Retype the listing that follows, word for word.

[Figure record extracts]
——————

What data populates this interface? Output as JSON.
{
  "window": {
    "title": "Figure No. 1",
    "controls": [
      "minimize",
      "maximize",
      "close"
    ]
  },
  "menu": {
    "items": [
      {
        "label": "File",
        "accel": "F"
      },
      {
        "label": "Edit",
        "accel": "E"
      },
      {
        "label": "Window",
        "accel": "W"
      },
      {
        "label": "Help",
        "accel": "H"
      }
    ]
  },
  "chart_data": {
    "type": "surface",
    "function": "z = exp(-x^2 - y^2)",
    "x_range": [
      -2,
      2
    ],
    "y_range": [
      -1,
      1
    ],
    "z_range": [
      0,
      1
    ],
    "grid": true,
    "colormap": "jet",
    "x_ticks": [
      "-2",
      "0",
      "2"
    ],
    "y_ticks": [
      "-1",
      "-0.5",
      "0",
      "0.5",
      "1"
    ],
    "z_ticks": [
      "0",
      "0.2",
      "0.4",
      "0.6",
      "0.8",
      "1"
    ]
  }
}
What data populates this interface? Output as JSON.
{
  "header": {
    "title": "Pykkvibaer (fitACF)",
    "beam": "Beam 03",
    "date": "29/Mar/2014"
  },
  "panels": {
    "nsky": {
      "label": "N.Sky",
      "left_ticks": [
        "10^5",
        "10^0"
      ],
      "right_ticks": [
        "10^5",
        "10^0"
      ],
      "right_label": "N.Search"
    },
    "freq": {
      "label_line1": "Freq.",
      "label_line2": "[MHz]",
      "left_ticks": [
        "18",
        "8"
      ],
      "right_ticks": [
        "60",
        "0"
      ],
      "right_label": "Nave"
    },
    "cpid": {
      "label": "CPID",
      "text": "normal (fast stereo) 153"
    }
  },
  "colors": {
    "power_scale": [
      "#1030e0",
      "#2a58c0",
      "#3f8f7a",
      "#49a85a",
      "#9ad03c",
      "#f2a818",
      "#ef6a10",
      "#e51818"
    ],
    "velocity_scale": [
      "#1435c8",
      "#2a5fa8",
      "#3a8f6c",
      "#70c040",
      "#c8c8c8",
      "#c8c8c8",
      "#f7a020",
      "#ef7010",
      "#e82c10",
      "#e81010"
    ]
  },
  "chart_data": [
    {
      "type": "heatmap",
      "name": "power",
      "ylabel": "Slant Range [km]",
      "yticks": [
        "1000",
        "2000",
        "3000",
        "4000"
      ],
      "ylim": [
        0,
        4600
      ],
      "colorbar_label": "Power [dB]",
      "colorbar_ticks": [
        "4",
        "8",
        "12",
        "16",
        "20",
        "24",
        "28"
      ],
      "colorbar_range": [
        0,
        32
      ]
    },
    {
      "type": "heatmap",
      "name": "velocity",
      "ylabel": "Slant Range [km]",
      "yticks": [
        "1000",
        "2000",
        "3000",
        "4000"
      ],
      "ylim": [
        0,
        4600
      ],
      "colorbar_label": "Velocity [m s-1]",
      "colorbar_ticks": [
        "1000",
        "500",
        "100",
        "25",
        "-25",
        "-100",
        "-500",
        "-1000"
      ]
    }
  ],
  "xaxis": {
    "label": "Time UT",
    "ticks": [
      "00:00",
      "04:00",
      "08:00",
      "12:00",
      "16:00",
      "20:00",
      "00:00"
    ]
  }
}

——————

FULL SOLUTION |
What data populates this interface? Output as JSON.
{
  "window": {
    "title": "Figure No. 1",
    "controls": [
      "minimize",
      "maximize",
      "close"
    ]
  },
  "menu": {
    "items": [
      {
        "label": "File",
        "accel": "F"
      },
      {
        "label": "Edit",
        "accel": "E"
      },
      {
        "label": "Window",
        "accel": "W"
      },
      {
        "label": "Help",
        "accel": "H"
      }
    ]
  },
  "chart_data": {
    "type": "surface",
    "function": "z = exp(-x^2 - y^2)",
    "x_range": [
      -2,
      2
    ],
    "y_range": [
      -1,
      1
    ],
    "z_range": [
      0,
      1
    ],
    "grid": true,
    "colormap": "jet",
    "x_ticks": [
      "-2",
      "0",
      "2"
    ],
    "y_ticks": [
      "-1",
      "-0.5",
      "0",
      "0.5",
      "1"
    ],
    "z_ticks": [
      "0",
      "0.2",
      "0.4",
      "0.6",
      "0.8",
      "1"
    ]
  }
}
What data populates this interface? Output as JSON.
{
  "header": {
    "title": "Pykkvibaer (fitACF)",
    "beam": "Beam 03",
    "date": "29/Mar/2014"
  },
  "panels": {
    "nsky": {
      "label": "N.Sky",
      "left_ticks": [
        "10^5",
        "10^0"
      ],
      "right_ticks": [
        "10^5",
        "10^0"
      ],
      "right_label": "N.Search"
    },
    "freq": {
      "label_line1": "Freq.",
      "label_line2": "[MHz]",
      "left_ticks": [
        "18",
        "8"
      ],
      "right_ticks": [
        "60",
        "0"
      ],
      "right_label": "Nave"
    },
    "cpid": {
      "label": "CPID",
      "text": "normal (fast stereo) 153"
    }
  },
  "colors": {
    "power_scale": [
      "#1030e0",
      "#2a58c0",
      "#3f8f7a",
      "#49a85a",
      "#9ad03c",
      "#f2a818",
      "#ef6a10",
      "#e51818"
    ],
    "velocity_scale": [
      "#1435c8",
      "#2a5fa8",
      "#3a8f6c",
      "#70c040",
      "#c8c8c8",
      "#c8c8c8",
      "#f7a020",
      "#ef7010",
      "#e82c10",
      "#e81010"
    ]
  },
  "chart_data": [
    {
      "type": "heatmap",
      "name": "power",
      "ylabel": "Slant Range [km]",
      "yticks": [
        "1000",
        "2000",
        "3000",
        "4000"
      ],
      "ylim": [
        0,
        4600
      ],
      "colorbar_label": "Power [dB]",
      "colorbar_ticks": [
        "4",
        "8",
        "12",
        "16",
        "20",
        "24",
        "28"
      ],
      "colorbar_range": [
        0,
        32
      ]
    },
    {
      "type": "heatmap",
      "name": "velocity",
      "ylabel": "Slant Range [km]",
      "yticks": [
        "1000",
        "2000",
        "3000",
        "4000"
      ],
      "ylim": [
        0,
        4600
      ],
      "colorbar_label": "Velocity [m s-1]",
      "colorbar_ticks": [
        "1000",
        "500",
        "100",
        "25",
        "-25",
        "-100",
        "-500",
        "-1000"
      ]
    }
  ],
  "xaxis": {
    "label": "Time UT",
    "ticks": [
      "00:00",
      "04:00",
      "08:00",
      "12:00",
      "16:00",
      "20:00",
      "00:00"
    ]
  }
}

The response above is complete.